Below are the records; copy every line in them that holds the string "India".

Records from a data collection

+---+

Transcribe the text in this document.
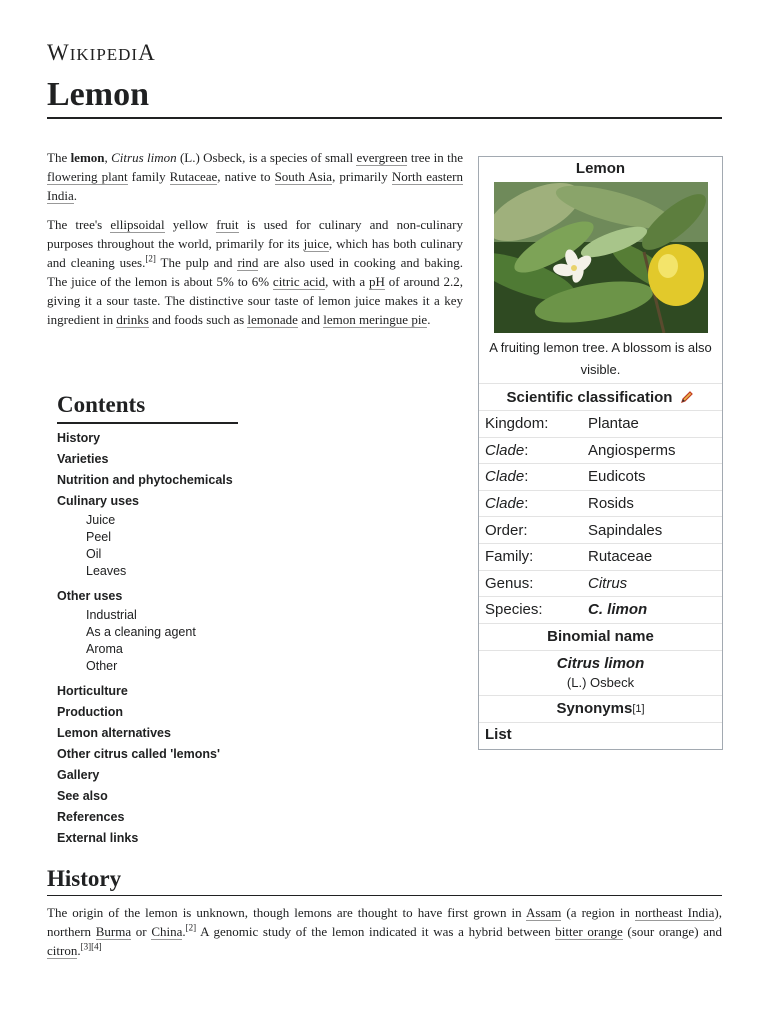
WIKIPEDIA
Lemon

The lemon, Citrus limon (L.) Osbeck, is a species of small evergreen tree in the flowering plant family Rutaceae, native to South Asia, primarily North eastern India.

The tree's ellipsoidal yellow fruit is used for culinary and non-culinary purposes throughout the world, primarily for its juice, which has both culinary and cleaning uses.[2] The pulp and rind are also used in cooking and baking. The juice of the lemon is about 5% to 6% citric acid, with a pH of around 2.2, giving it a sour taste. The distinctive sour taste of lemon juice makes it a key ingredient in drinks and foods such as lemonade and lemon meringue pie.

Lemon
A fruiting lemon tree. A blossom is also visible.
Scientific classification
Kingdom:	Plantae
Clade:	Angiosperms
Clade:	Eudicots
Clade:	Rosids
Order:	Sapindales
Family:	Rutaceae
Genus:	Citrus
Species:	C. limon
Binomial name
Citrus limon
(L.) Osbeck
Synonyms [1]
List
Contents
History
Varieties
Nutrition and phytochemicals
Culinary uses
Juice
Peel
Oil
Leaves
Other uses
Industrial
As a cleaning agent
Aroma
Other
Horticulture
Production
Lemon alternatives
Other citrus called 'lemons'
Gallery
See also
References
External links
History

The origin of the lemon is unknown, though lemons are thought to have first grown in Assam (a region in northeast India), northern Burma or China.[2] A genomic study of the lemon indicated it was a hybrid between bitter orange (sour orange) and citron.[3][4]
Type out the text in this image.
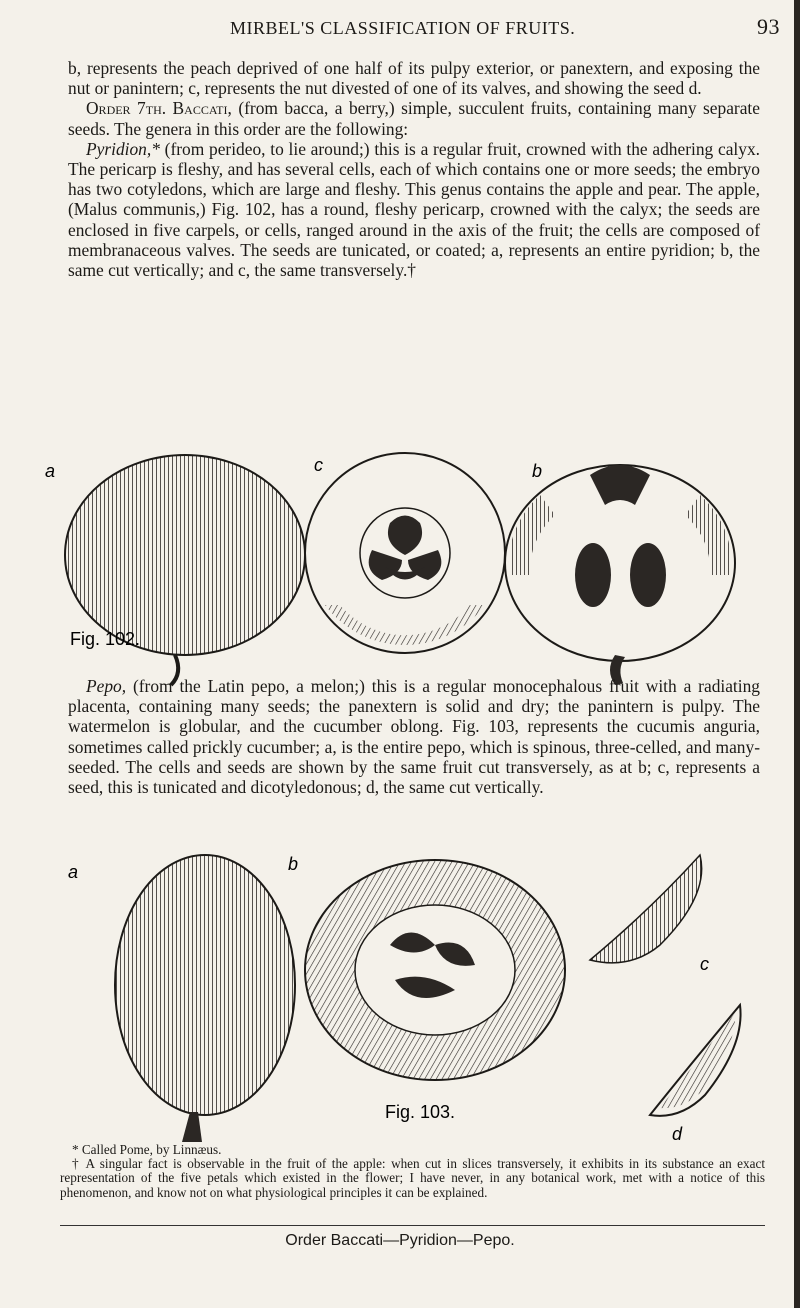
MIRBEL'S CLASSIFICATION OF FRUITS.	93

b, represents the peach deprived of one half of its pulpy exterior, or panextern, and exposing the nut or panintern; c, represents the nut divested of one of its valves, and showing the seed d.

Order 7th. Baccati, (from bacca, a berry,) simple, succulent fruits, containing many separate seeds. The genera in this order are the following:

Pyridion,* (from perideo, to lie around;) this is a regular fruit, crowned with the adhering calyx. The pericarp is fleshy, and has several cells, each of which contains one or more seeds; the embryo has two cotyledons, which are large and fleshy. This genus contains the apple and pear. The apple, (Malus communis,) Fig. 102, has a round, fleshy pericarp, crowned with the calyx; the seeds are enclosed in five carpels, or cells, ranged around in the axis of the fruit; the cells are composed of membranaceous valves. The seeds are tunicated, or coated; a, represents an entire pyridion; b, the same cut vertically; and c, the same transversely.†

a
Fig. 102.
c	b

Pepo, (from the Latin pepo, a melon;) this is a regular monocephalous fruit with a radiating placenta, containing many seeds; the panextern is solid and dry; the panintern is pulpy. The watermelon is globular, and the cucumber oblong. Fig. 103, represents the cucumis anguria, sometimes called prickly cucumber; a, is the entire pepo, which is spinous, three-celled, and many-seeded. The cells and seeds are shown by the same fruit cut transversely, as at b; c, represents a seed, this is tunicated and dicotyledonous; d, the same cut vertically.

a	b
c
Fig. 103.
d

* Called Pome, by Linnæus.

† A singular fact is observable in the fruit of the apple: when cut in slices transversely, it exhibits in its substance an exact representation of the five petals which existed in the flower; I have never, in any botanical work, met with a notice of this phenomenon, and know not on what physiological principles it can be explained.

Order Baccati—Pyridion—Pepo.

+---+

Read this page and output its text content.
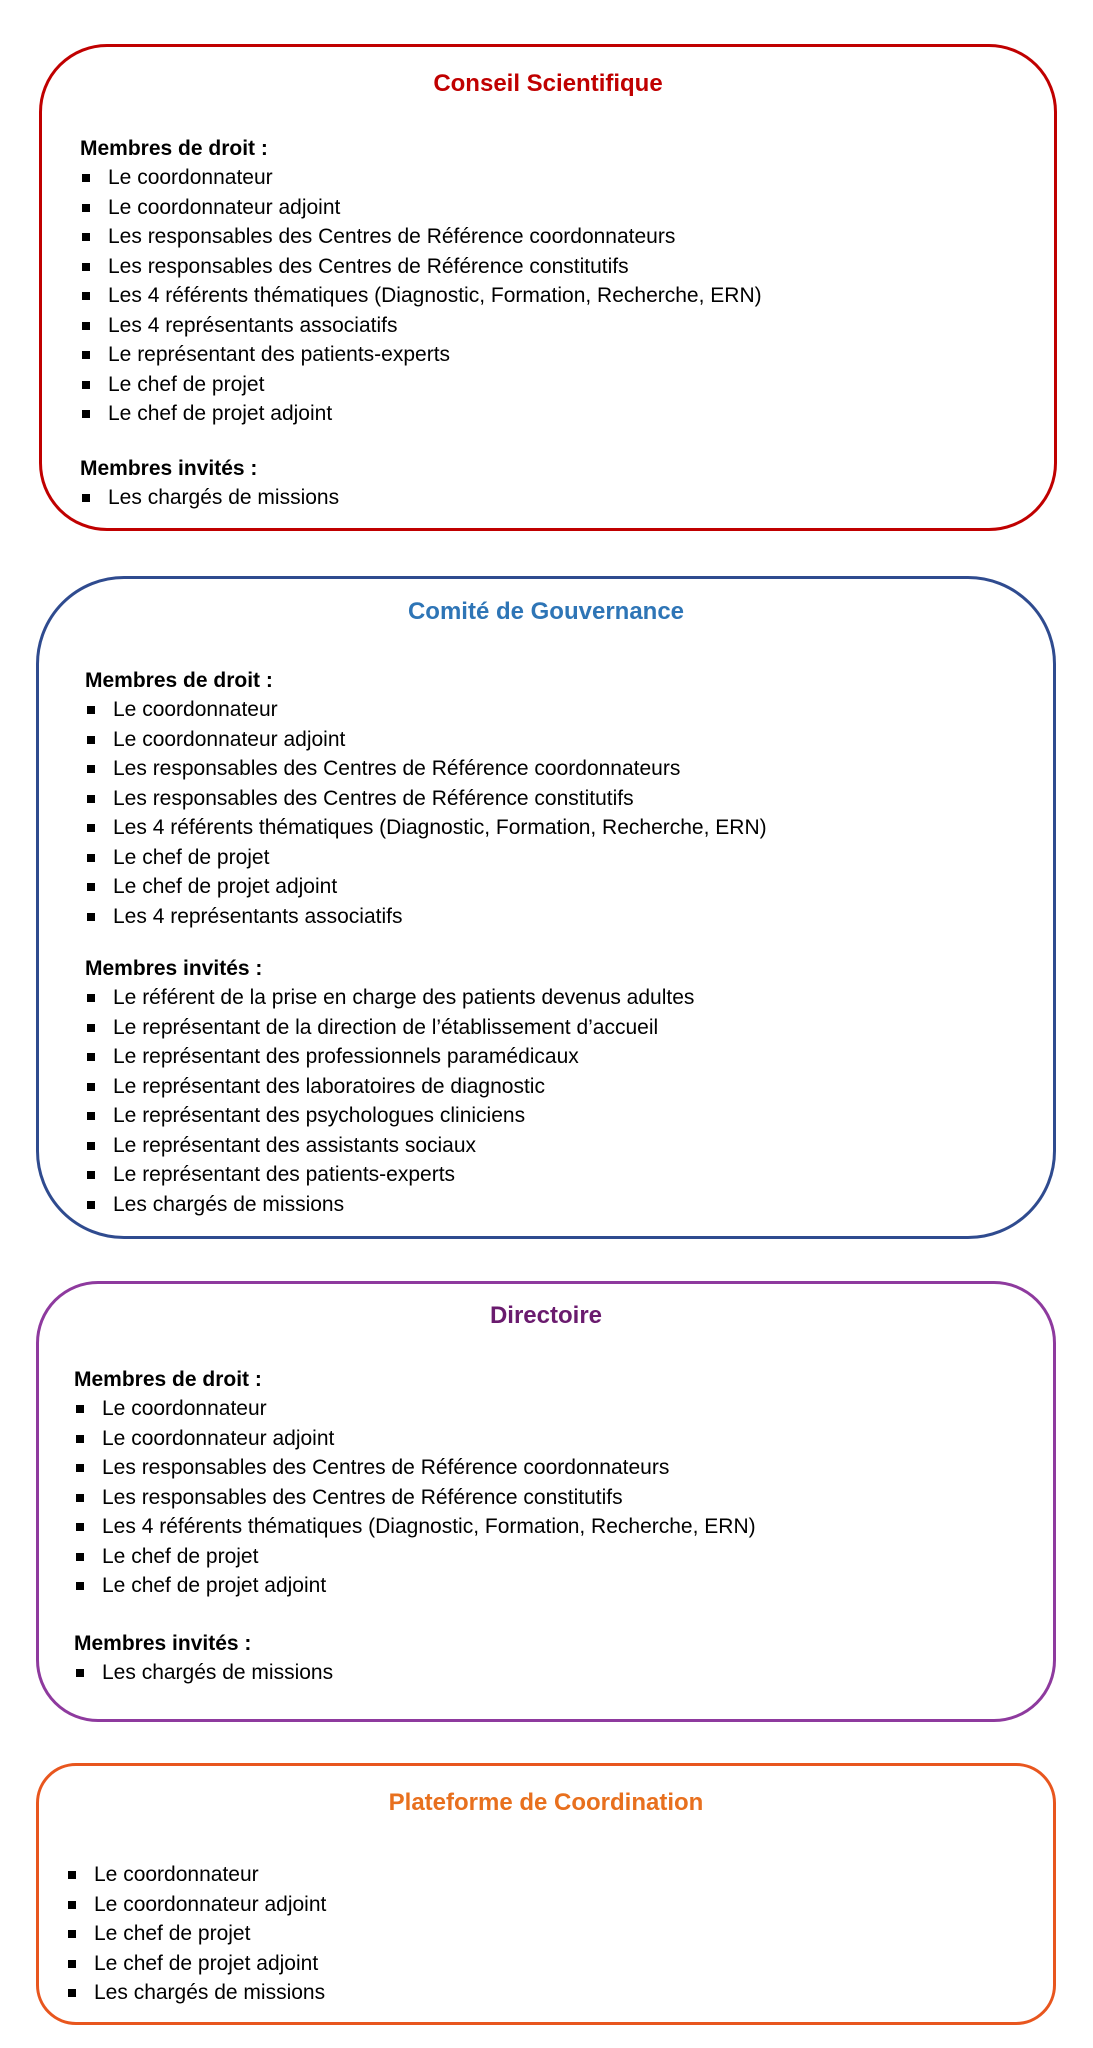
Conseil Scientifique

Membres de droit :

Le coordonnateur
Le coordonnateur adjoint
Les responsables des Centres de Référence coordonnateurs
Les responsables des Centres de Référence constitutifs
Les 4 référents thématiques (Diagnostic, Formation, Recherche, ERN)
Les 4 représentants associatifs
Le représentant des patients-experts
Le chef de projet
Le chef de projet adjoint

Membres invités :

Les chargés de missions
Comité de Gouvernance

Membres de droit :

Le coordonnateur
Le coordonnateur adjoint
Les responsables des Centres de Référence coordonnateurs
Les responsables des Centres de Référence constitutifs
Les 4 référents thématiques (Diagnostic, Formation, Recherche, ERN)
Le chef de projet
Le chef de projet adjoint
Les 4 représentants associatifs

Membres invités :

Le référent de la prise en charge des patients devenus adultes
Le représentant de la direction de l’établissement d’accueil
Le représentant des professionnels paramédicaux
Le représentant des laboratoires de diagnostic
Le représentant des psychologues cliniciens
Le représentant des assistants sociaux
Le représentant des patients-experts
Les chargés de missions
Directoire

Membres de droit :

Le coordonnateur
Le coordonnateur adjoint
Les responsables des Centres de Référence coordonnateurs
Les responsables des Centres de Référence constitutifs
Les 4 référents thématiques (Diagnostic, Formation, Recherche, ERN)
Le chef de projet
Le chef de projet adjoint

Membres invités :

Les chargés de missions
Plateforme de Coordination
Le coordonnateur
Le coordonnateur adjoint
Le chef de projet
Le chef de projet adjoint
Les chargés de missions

+---+

§ **The answer**
The lemon, Citrus limon (L.) Osbeck, is a species of small evergreen tree in the flowering plant family Rutaceae, native to South Asia, primarily North eastern India.
The origin of the lemon is unknown, though lemons are thought to have first grown in Assam (a region in northeast India), northern Burma or China.[2] A genomic study of the lemon indicated it was a hybrid between bitter orange (sour orange) and citron.[3][4]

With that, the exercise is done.